▶ _Exercise_
Output only the lines from the line holding "Transcribe this image's" through the close of the records, exactly as they appear, with all pictures omitted.

▶ _Material provided_

___

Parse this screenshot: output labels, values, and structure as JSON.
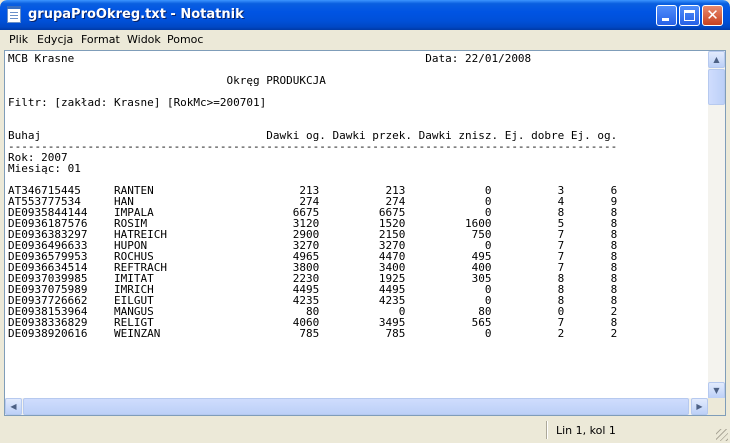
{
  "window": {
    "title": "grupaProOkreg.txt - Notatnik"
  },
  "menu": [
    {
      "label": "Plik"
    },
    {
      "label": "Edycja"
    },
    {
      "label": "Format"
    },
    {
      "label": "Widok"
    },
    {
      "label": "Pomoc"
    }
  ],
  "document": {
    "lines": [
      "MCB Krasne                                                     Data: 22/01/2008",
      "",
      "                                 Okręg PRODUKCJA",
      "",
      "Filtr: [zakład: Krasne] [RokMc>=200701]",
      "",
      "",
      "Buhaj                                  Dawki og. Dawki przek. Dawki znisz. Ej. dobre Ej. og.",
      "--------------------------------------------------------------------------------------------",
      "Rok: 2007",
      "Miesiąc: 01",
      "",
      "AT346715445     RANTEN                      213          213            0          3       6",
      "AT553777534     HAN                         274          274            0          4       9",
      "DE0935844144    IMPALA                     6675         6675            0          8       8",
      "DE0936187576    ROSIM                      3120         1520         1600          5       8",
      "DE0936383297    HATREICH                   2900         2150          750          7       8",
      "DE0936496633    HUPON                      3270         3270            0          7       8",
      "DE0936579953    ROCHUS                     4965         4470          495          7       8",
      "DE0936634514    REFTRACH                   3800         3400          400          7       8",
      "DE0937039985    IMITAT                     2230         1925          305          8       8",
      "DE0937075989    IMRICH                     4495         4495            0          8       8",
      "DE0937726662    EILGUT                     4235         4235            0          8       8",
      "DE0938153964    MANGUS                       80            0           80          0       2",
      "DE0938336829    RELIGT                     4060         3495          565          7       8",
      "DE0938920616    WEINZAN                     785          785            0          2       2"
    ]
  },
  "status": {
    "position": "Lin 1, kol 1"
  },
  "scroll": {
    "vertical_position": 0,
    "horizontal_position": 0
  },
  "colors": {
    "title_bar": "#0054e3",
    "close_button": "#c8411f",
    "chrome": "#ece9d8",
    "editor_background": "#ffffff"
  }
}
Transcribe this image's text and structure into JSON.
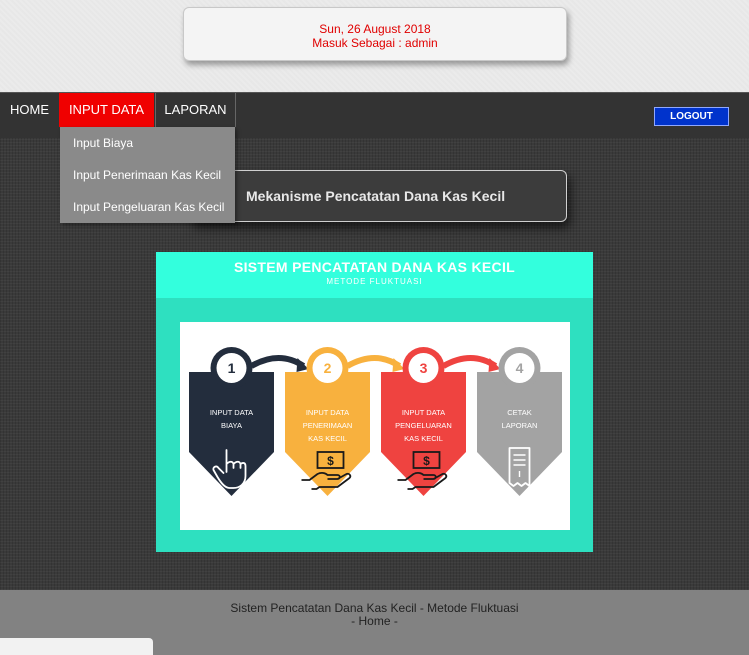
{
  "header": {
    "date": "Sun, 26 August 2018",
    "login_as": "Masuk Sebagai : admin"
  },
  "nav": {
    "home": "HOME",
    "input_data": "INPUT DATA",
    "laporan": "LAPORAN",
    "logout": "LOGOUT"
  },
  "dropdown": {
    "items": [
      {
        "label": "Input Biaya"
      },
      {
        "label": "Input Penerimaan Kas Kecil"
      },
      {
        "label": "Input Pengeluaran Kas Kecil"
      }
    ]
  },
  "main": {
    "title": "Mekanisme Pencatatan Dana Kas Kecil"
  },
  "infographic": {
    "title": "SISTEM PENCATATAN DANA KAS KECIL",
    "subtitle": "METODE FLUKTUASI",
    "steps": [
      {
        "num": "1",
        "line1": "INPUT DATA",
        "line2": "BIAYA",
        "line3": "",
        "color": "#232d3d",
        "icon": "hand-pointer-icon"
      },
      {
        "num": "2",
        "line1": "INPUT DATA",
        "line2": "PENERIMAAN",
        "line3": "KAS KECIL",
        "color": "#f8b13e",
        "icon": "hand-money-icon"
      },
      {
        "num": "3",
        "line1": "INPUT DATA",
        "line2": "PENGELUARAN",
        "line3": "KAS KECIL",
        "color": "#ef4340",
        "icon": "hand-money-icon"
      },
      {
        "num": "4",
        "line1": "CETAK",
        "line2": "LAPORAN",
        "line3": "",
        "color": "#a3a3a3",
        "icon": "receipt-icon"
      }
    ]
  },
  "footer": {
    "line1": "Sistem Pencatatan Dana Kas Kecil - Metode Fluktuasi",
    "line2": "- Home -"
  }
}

___

▶ _Result_
Transcribe this image's text and structure into JSON.
{
  "header": {
    "date": "Sun, 26 August 2018",
    "login_as": "Masuk Sebagai : admin"
  },
  "nav": {
    "home": "HOME",
    "input_data": "INPUT DATA",
    "laporan": "LAPORAN",
    "logout": "LOGOUT"
  },
  "dropdown": {
    "items": [
      {
        "label": "Input Biaya"
      },
      {
        "label": "Input Penerimaan Kas Kecil"
      },
      {
        "label": "Input Pengeluaran Kas Kecil"
      }
    ]
  },
  "main": {
    "title": "Mekanisme Pencatatan Dana Kas Kecil"
  },
  "infographic": {
    "title": "SISTEM PENCATATAN DANA KAS KECIL",
    "subtitle": "METODE FLUKTUASI",
    "steps": [
      {
        "num": "1",
        "line1": "INPUT DATA",
        "line2": "BIAYA",
        "line3": "",
        "color": "#232d3d",
        "icon": "hand-pointer-icon"
      },
      {
        "num": "2",
        "line1": "INPUT DATA",
        "line2": "PENERIMAAN",
        "line3": "KAS KECIL",
        "color": "#f8b13e",
        "icon": "hand-money-icon"
      },
      {
        "num": "3",
        "line1": "INPUT DATA",
        "line2": "PENGELUARAN",
        "line3": "KAS KECIL",
        "color": "#ef4340",
        "icon": "hand-money-icon"
      },
      {
        "num": "4",
        "line1": "CETAK",
        "line2": "LAPORAN",
        "line3": "",
        "color": "#a3a3a3",
        "icon": "receipt-icon"
      }
    ]
  },
  "footer": {
    "line1": "Sistem Pencatatan Dana Kas Kecil - Metode Fluktuasi",
    "line2": "- Home -"
  }
}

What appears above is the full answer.